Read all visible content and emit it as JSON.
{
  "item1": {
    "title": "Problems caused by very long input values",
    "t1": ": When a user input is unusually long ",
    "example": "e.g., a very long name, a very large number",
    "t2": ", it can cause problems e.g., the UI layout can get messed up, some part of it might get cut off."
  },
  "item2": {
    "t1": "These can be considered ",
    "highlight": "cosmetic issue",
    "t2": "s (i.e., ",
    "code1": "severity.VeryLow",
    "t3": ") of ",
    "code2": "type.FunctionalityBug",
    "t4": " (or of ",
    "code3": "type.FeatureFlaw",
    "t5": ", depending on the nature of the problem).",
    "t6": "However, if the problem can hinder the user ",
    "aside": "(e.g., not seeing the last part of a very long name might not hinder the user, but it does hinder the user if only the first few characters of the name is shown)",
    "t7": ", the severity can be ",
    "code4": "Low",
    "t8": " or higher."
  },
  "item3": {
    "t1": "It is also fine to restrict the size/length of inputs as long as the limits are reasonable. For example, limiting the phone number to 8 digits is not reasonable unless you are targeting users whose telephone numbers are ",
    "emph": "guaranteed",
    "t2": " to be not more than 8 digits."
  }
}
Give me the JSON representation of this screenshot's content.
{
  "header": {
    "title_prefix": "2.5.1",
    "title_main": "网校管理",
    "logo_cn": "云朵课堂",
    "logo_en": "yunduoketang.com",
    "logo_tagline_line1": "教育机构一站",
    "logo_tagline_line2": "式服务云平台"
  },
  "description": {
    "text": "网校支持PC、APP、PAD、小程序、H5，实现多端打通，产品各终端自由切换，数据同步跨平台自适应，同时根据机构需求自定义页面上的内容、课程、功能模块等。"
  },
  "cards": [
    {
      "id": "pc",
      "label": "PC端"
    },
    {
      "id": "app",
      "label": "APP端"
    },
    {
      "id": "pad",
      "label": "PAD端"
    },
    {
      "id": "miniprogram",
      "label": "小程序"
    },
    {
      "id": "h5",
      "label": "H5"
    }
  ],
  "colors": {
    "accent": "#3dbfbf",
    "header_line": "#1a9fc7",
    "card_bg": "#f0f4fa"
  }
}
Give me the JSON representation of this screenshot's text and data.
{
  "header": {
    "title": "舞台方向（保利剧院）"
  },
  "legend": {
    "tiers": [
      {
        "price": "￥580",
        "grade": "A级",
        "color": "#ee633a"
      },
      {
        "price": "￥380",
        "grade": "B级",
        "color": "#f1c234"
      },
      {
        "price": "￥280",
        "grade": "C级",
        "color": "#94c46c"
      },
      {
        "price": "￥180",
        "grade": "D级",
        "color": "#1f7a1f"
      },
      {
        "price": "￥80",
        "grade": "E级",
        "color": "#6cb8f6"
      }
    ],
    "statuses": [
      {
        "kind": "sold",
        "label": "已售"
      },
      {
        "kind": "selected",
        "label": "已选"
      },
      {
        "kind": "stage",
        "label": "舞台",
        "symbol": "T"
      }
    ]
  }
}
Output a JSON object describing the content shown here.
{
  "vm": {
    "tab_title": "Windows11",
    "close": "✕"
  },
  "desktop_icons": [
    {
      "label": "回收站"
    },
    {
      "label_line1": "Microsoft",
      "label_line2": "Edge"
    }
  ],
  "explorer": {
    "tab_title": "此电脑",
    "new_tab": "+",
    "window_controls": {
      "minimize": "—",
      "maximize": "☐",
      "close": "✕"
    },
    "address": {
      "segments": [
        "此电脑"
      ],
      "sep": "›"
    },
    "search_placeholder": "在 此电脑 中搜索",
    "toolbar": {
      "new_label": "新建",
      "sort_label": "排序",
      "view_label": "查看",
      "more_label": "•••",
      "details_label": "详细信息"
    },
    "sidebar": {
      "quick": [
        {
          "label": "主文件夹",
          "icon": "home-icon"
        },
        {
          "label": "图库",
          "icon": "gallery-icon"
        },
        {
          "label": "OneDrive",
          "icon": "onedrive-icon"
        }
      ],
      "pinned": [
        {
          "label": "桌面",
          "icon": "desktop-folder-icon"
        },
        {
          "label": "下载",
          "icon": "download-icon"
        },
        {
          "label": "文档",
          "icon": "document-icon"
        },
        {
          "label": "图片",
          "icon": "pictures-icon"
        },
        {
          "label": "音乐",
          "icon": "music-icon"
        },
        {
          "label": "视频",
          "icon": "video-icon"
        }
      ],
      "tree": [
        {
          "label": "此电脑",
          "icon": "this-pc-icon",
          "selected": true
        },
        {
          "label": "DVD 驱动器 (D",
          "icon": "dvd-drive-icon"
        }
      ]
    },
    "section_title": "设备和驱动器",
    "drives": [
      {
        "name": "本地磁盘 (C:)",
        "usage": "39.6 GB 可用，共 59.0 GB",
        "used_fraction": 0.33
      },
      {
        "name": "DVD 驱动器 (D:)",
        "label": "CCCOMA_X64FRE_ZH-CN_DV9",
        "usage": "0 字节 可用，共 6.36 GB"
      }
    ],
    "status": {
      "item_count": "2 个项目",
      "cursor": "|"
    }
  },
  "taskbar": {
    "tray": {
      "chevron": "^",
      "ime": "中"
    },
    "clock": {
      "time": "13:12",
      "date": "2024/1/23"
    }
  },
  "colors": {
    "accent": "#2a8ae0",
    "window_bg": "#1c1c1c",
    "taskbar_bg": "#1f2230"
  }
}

**GIVEN PROBLEM:** Each line above is to be repeated exactly.

**EXERCISE ANSWER:**
Read all visible content and emit it as JSON.
{
  "item1": {
    "title": "Problems caused by very long input values",
    "t1": ": When a user input is unusually long ",
    "example": "e.g., a very long name, a very large number",
    "t2": ", it can cause problems e.g., the UI layout can get messed up, some part of it might get cut off."
  },
  "item2": {
    "t1": "These can be considered ",
    "highlight": "cosmetic issue",
    "t2": "s (i.e., ",
    "code1": "severity.VeryLow",
    "t3": ") of ",
    "code2": "type.FunctionalityBug",
    "t4": " (or of ",
    "code3": "type.FeatureFlaw",
    "t5": ", depending on the nature of the problem).",
    "t6": "However, if the problem can hinder the user ",
    "aside": "(e.g., not seeing the last part of a very long name might not hinder the user, but it does hinder the user if only the first few characters of the name is shown)",
    "t7": ", the severity can be ",
    "code4": "Low",
    "t8": " or higher."
  },
  "item3": {
    "t1": "It is also fine to restrict the size/length of inputs as long as the limits are reasonable. For example, limiting the phone number to 8 digits is not reasonable unless you are targeting users whose telephone numbers are ",
    "emph": "guaranteed",
    "t2": " to be not more than 8 digits."
  }
}
Give me the JSON representation of this screenshot's content.
{
  "header": {
    "title_prefix": "2.5.1",
    "title_main": "网校管理",
    "logo_cn": "云朵课堂",
    "logo_en": "yunduoketang.com",
    "logo_tagline_line1": "教育机构一站",
    "logo_tagline_line2": "式服务云平台"
  },
  "description": {
    "text": "网校支持PC、APP、PAD、小程序、H5，实现多端打通，产品各终端自由切换，数据同步跨平台自适应，同时根据机构需求自定义页面上的内容、课程、功能模块等。"
  },
  "cards": [
    {
      "id": "pc",
      "label": "PC端"
    },
    {
      "id": "app",
      "label": "APP端"
    },
    {
      "id": "pad",
      "label": "PAD端"
    },
    {
      "id": "miniprogram",
      "label": "小程序"
    },
    {
      "id": "h5",
      "label": "H5"
    }
  ],
  "colors": {
    "accent": "#3dbfbf",
    "header_line": "#1a9fc7",
    "card_bg": "#f0f4fa"
  }
}
Give me the JSON representation of this screenshot's text and data.
{
  "header": {
    "title": "舞台方向（保利剧院）"
  },
  "legend": {
    "tiers": [
      {
        "price": "￥580",
        "grade": "A级",
        "color": "#ee633a"
      },
      {
        "price": "￥380",
        "grade": "B级",
        "color": "#f1c234"
      },
      {
        "price": "￥280",
        "grade": "C级",
        "color": "#94c46c"
      },
      {
        "price": "￥180",
        "grade": "D级",
        "color": "#1f7a1f"
      },
      {
        "price": "￥80",
        "grade": "E级",
        "color": "#6cb8f6"
      }
    ],
    "statuses": [
      {
        "kind": "sold",
        "label": "已售"
      },
      {
        "kind": "selected",
        "label": "已选"
      },
      {
        "kind": "stage",
        "label": "舞台",
        "symbol": "T"
      }
    ]
  }
}
Output a JSON object describing the content shown here.
{
  "vm": {
    "tab_title": "Windows11",
    "close": "✕"
  },
  "desktop_icons": [
    {
      "label": "回收站"
    },
    {
      "label_line1": "Microsoft",
      "label_line2": "Edge"
    }
  ],
  "explorer": {
    "tab_title": "此电脑",
    "new_tab": "+",
    "window_controls": {
      "minimize": "—",
      "maximize": "☐",
      "close": "✕"
    },
    "address": {
      "segments": [
        "此电脑"
      ],
      "sep": "›"
    },
    "search_placeholder": "在 此电脑 中搜索",
    "toolbar": {
      "new_label": "新建",
      "sort_label": "排序",
      "view_label": "查看",
      "more_label": "•••",
      "details_label": "详细信息"
    },
    "sidebar": {
      "quick": [
        {
          "label": "主文件夹",
          "icon": "home-icon"
        },
        {
          "label": "图库",
          "icon": "gallery-icon"
        },
        {
          "label": "OneDrive",
          "icon": "onedrive-icon"
        }
      ],
      "pinned": [
        {
          "label": "桌面",
          "icon": "desktop-folder-icon"
        },
        {
          "label": "下载",
          "icon": "download-icon"
        },
        {
          "label": "文档",
          "icon": "document-icon"
        },
        {
          "label": "图片",
          "icon": "pictures-icon"
        },
        {
          "label": "音乐",
          "icon": "music-icon"
        },
        {
          "label": "视频",
          "icon": "video-icon"
        }
      ],
      "tree": [
        {
          "label": "此电脑",
          "icon": "this-pc-icon",
          "selected": true
        },
        {
          "label": "DVD 驱动器 (D",
          "icon": "dvd-drive-icon"
        }
      ]
    },
    "section_title": "设备和驱动器",
    "drives": [
      {
        "name": "本地磁盘 (C:)",
        "usage": "39.6 GB 可用，共 59.0 GB",
        "used_fraction": 0.33
      },
      {
        "name": "DVD 驱动器 (D:)",
        "label": "CCCOMA_X64FRE_ZH-CN_DV9",
        "usage": "0 字节 可用，共 6.36 GB"
      }
    ],
    "status": {
      "item_count": "2 个项目",
      "cursor": "|"
    }
  },
  "taskbar": {
    "tray": {
      "chevron": "^",
      "ime": "中"
    },
    "clock": {
      "time": "13:12",
      "date": "2024/1/23"
    }
  },
  "colors": {
    "accent": "#2a8ae0",
    "window_bg": "#1c1c1c",
    "taskbar_bg": "#1f2230"
  }
}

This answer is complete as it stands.